Problem to work on:
Reproduce all lines of the listing below in which the word "this" occurs.

Records to process:
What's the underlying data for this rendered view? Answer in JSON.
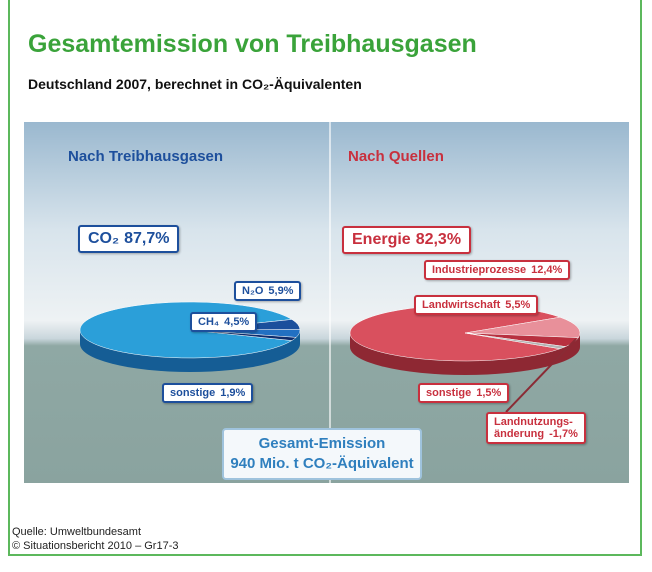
{
  "header": {
    "title": "Gesamtemission von Treibhausgasen",
    "subtitle": "Deutschland 2007, berechnet in CO₂-Äquivalenten"
  },
  "chart_data": [
    {
      "type": "pie",
      "title": "Nach Treibhausgasen",
      "categories": [
        "CO₂",
        "N₂O",
        "CH₄",
        "sonstige"
      ],
      "values": [
        87.7,
        5.9,
        4.5,
        1.9
      ],
      "value_labels": [
        "87,7%",
        "5,9%",
        "4,5%",
        "1,9%"
      ],
      "colors": [
        "#2b9fd9",
        "#1b4f9c",
        "#2270c2",
        "#0e2c6c"
      ],
      "text_color": "#1d4f9c"
    },
    {
      "type": "pie",
      "title": "Nach Quellen",
      "categories": [
        "Energie",
        "Industrieprozesse",
        "Landwirtschaft",
        "sonstige",
        "Landnutzungs-änderung"
      ],
      "values": [
        82.3,
        12.4,
        5.5,
        1.5,
        -1.7
      ],
      "value_labels": [
        "82,3%",
        "12,4%",
        "5,5%",
        "1,5%",
        "-1,7%"
      ],
      "colors": [
        "#d9505e",
        "#e8909a",
        "#b8303f",
        "#b4b4b4",
        "#8a2b35"
      ],
      "text_color": "#c8303e"
    }
  ],
  "total": {
    "line1": "Gesamt-Emission",
    "line2": "940 Mio. t CO₂-Äquivalent"
  },
  "footer": {
    "source": "Quelle: Umweltbundesamt",
    "copyright": "© Situationsbericht 2010 – Gr17-3"
  }
}
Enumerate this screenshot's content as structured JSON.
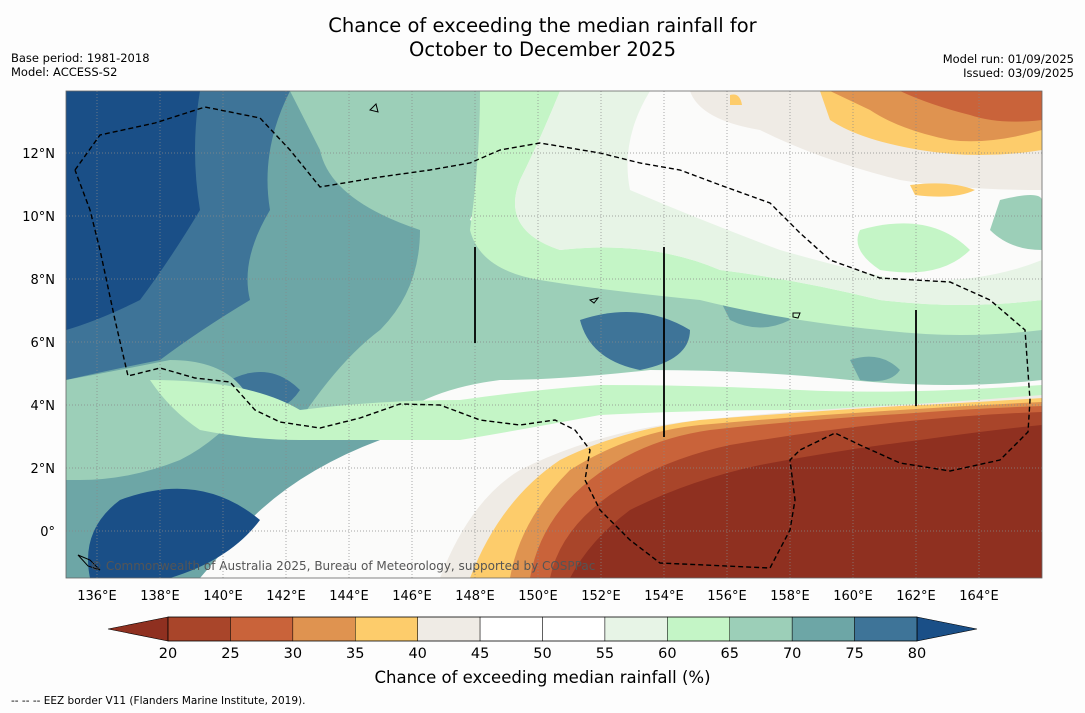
{
  "title": {
    "line1": "Chance of exceeding the median rainfall for",
    "line2": "October to December 2025"
  },
  "meta": {
    "base_period": "Base period: 1981-2018",
    "model": "Model: ACCESS-S2",
    "model_run": "Model run: 01/09/2025",
    "issued": "Issued: 03/09/2025"
  },
  "map": {
    "copyright": "© Commonwealth of Australia 2025, Bureau of Meteorology, supported by COSPPac",
    "lon_labels": [
      "136°E",
      "138°E",
      "140°E",
      "142°E",
      "144°E",
      "146°E",
      "148°E",
      "150°E",
      "152°E",
      "154°E",
      "156°E",
      "158°E",
      "160°E",
      "162°E",
      "164°E"
    ],
    "lat_labels": [
      "12°N",
      "10°N",
      "8°N",
      "6°N",
      "4°N",
      "2°N",
      "0°"
    ]
  },
  "colorbar": {
    "ticks": [
      "20",
      "25",
      "30",
      "35",
      "40",
      "45",
      "50",
      "55",
      "60",
      "65",
      "70",
      "75",
      "80"
    ],
    "colors": [
      "#a9452a",
      "#c9633a",
      "#df9350",
      "#fdcc6b",
      "#efebe5",
      "#ffffff",
      "#ffffff",
      "#e7f4e6",
      "#c4f5c6",
      "#9ccfb8",
      "#6da6a6",
      "#3e7498"
    ],
    "under_color": "#8f3020",
    "over_color": "#1a4f87",
    "label": "Chance of exceeding median rainfall (%)"
  },
  "footnote": "--  --  -- EEZ border V11 (Flanders Marine Institute, 2019)."
}
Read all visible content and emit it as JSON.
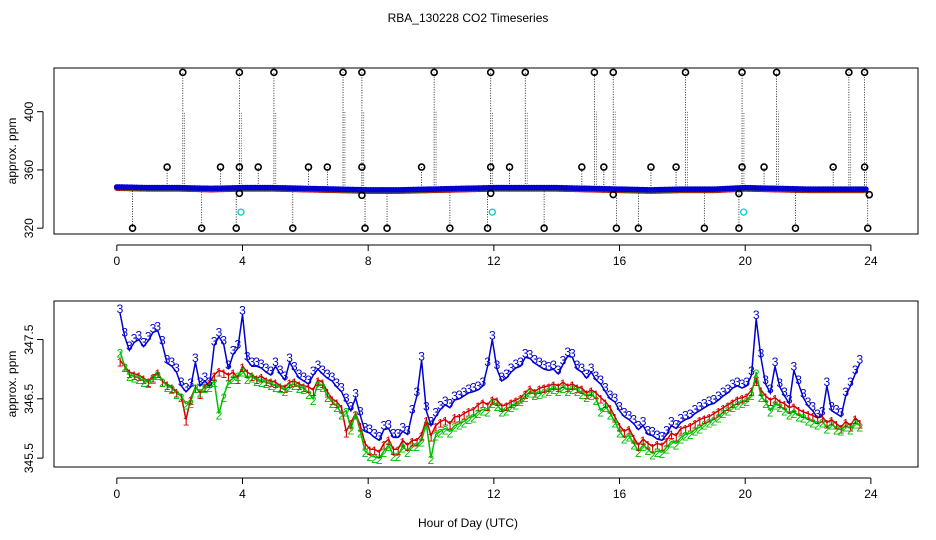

Result:
What's the underlying data for this rendered view? Answer in JSON.
Enumerate this screenshot's content as structured JSON.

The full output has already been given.